Work to complete:
Set down all of the data that follows word for word, without the images.

Data excerpts
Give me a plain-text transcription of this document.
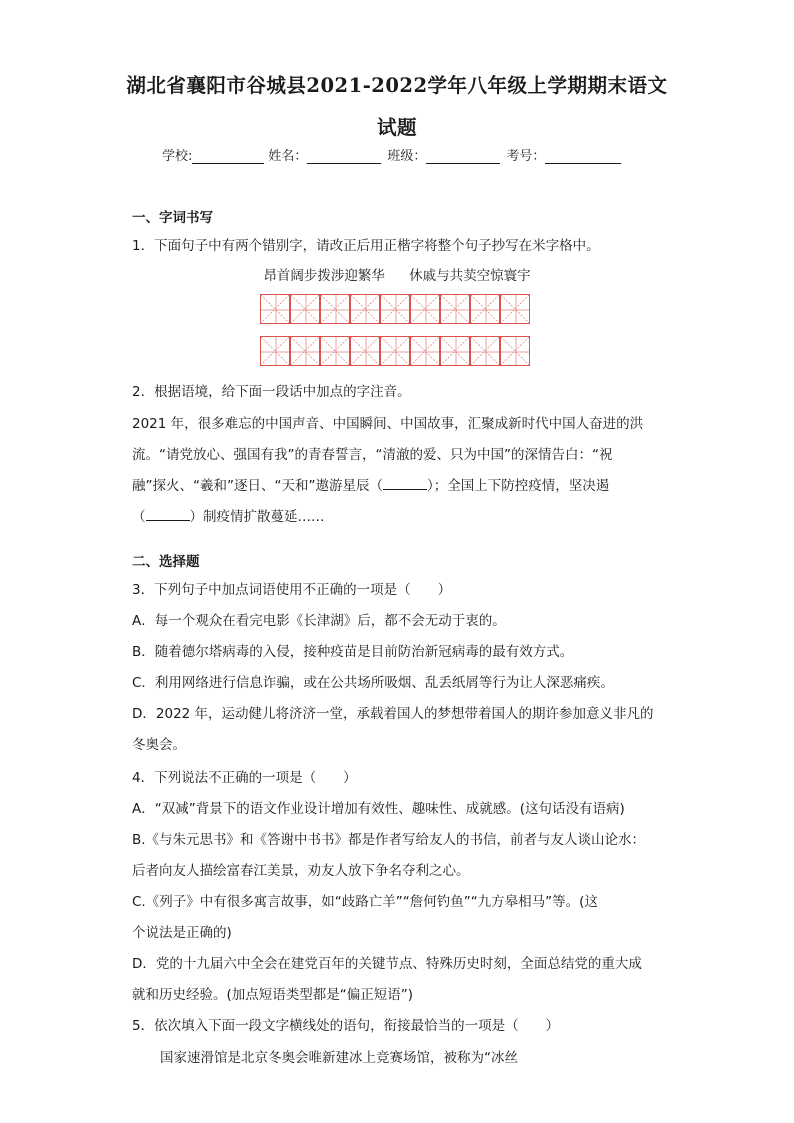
湖北省襄阳市谷城县2021-2022学年八年级上学期期末语文
试题
学校:	姓名：	班级：	考号：
一、字词书写
1．下面句子中有两个错别字，请改正后用正楷字将整个句子抄写在米字格中。
昂首阔步拨涉迎繁华 休戚与共荬空惊寰宇
2．根据语境，给下面一段话中加点的字注音。
2021 年，很多难忘的中国声音、中国瞬间、中国故事，汇聚成新时代中国人奋进的洪
流。“请党放心、强国有我”的青春誓言，“清澈的爱、只为中国”的深情告白：“祝
融”探火、“羲和”逐日、“天和”遨游星辰（	）；全国上下防控疫情，坚决遏
（	）制疫情扩散蔓延……
二、选择题
3．下列句子中加点词语使用不正确的一项是（　　）
A．每一个观众在看完电影《长津湖》后，都不会无动于衷的。
B．随着德尔塔病毒的入侵，接种疫苗是目前防治新冠病毒的最有效方式。
C．利用网络进行信息诈骗，或在公共场所吸烟、乱丢纸屑等行为让人深恶痛疾。
D．2022 年，运动健儿将济济一堂，承载着国人的梦想带着国人的期许参加意义非凡的
冬奥会。
4．下列说法不正确的一项是（　　）
A．“双减”背景下的语文作业设计增加有效性、趣味性、成就感。(这句话没有语病)
B.《与朱元思书》和《答谢中书书》都是作者写给友人的书信，前者与友人谈山论水：
后者向友人描绘富春江美景，劝友人放下争名夺利之心。
C.《列子》中有很多寓言故事，如“歧路亡羊”“詹何钓鱼”“九方皋相马”等。(这
个说法是正确的)
D．党的十九届六中全会在建党百年的关键节点、特殊历史时刻，全面总结党的重大成
就和历史经验。(加点短语类型都是“偏正短语”)
5．依次填入下面一段文字横线处的语句，衔接最恰当的一项是（　　）
国家速滑馆是北京冬奥会唯新建冰上竞赛场馆，被称为“冰丝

Finished answer:
Give me a plain-text transcription of this document.
湖北省襄阳市谷城县2021-2022学年八年级上学期期末语文
试题
学校:	姓名：	班级：	考号：
一、字词书写
1．下面句子中有两个错别字，请改正后用正楷字将整个句子抄写在米字格中。
昂首阔步拨涉迎繁华 休戚与共荬空惊寰宇
2．根据语境，给下面一段话中加点的字注音。
2021 年，很多难忘的中国声音、中国瞬间、中国故事，汇聚成新时代中国人奋进的洪
流。“请党放心、强国有我”的青春誓言，“清澈的爱、只为中国”的深情告白：“祝
融”探火、“羲和”逐日、“天和”遨游星辰（	）；全国上下防控疫情，坚决遏
（	）制疫情扩散蔓延……
二、选择题
3．下列句子中加点词语使用不正确的一项是（　　）
A．每一个观众在看完电影《长津湖》后，都不会无动于衷的。
B．随着德尔塔病毒的入侵，接种疫苗是目前防治新冠病毒的最有效方式。
C．利用网络进行信息诈骗，或在公共场所吸烟、乱丢纸屑等行为让人深恶痛疾。
D．2022 年，运动健儿将济济一堂，承载着国人的梦想带着国人的期许参加意义非凡的
冬奥会。
4．下列说法不正确的一项是（　　）
A．“双减”背景下的语文作业设计增加有效性、趣味性、成就感。(这句话没有语病)
B.《与朱元思书》和《答谢中书书》都是作者写给友人的书信，前者与友人谈山论水：
后者向友人描绘富春江美景，劝友人放下争名夺利之心。
C.《列子》中有很多寓言故事，如“歧路亡羊”“詹何钓鱼”“九方皋相马”等。(这
个说法是正确的)
D．党的十九届六中全会在建党百年的关键节点、特殊历史时刻，全面总结党的重大成
就和历史经验。(加点短语类型都是“偏正短语”)
5．依次填入下面一段文字横线处的语句，衔接最恰当的一项是（　　）
国家速滑馆是北京冬奥会唯新建冰上竞赛场馆，被称为“冰丝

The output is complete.